▸ **Exercise instructions**: Any pictures in the records below should be skipped; write out everything else exactly.

▸ **Extracted information**:
------------------------------------------------------------------------
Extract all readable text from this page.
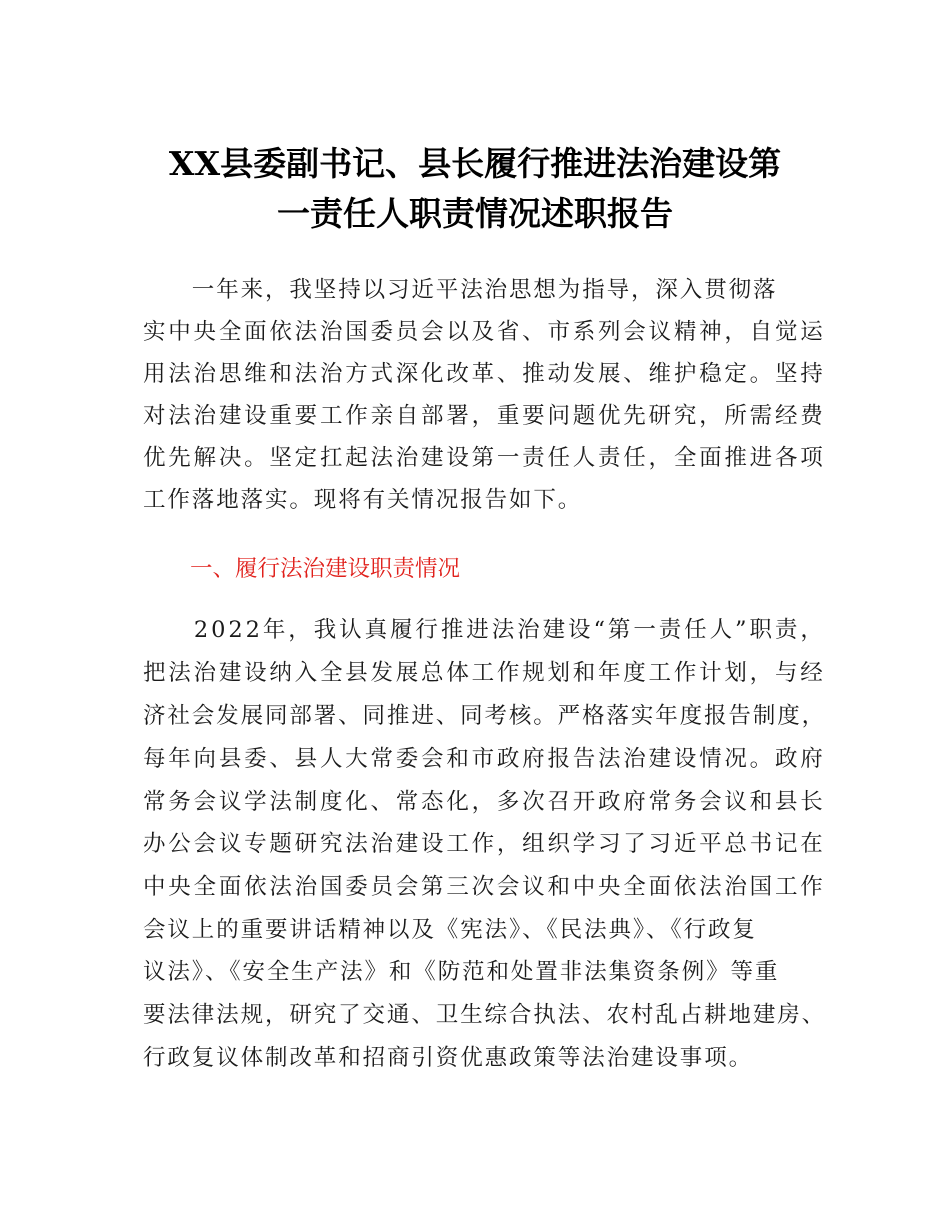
XX县委副书记、县长履行推进法治建设第
一责任人职责情况述职报告
　　一年来，我坚持以习近平法治思想为指导，深入贯彻落
实中央全面依法治国委员会以及省、市系列会议精神，自觉运
用法治思维和法治方式深化改革、推动发展、维护稳定。坚持
对法治建设重要工作亲自部署，重要问题优先研究，所需经费
优先解决。坚定扛起法治建设第一责任人责任，全面推进各项
工作落地落实。现将有关情况报告如下。
一、履行法治建设职责情况
　　2022年，我认真履行推进法治建设“第一责任人”职责，
把法治建设纳入全县发展总体工作规划和年度工作计划，与经
济社会发展同部署、同推进、同考核。严格落实年度报告制度，
每年向县委、县人大常委会和市政府报告法治建设情况。政府
常务会议学法制度化、常态化，多次召开政府常务会议和县长
办公会议专题研究法治建设工作，组织学习了习近平总书记在
中央全面依法治国委员会第三次会议和中央全面依法治国工作
会议上的重要讲话精神以及《宪法》、《民法典》、《行政复
议法》、《安全生产法》和《防范和处置非法集资条例》等重
要法律法规，研究了交通、卫生综合执法、农村乱占耕地建房、
行政复议体制改革和招商引资优惠政策等法治建设事项。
------------------------------------------------------------------------
▸ **The solution**:
Extract all readable text from this page.
XX县委副书记、县长履行推进法治建设第
一责任人职责情况述职报告
　　一年来，我坚持以习近平法治思想为指导，深入贯彻落
实中央全面依法治国委员会以及省、市系列会议精神，自觉运
用法治思维和法治方式深化改革、推动发展、维护稳定。坚持
对法治建设重要工作亲自部署，重要问题优先研究，所需经费
优先解决。坚定扛起法治建设第一责任人责任，全面推进各项
工作落地落实。现将有关情况报告如下。
一、履行法治建设职责情况
　　2022年，我认真履行推进法治建设“第一责任人”职责，
把法治建设纳入全县发展总体工作规划和年度工作计划，与经
济社会发展同部署、同推进、同考核。严格落实年度报告制度，
每年向县委、县人大常委会和市政府报告法治建设情况。政府
常务会议学法制度化、常态化，多次召开政府常务会议和县长
办公会议专题研究法治建设工作，组织学习了习近平总书记在
中央全面依法治国委员会第三次会议和中央全面依法治国工作
会议上的重要讲话精神以及《宪法》、《民法典》、《行政复
议法》、《安全生产法》和《防范和处置非法集资条例》等重
要法律法规，研究了交通、卫生综合执法、农村乱占耕地建房、
行政复议体制改革和招商引资优惠政策等法治建设事项。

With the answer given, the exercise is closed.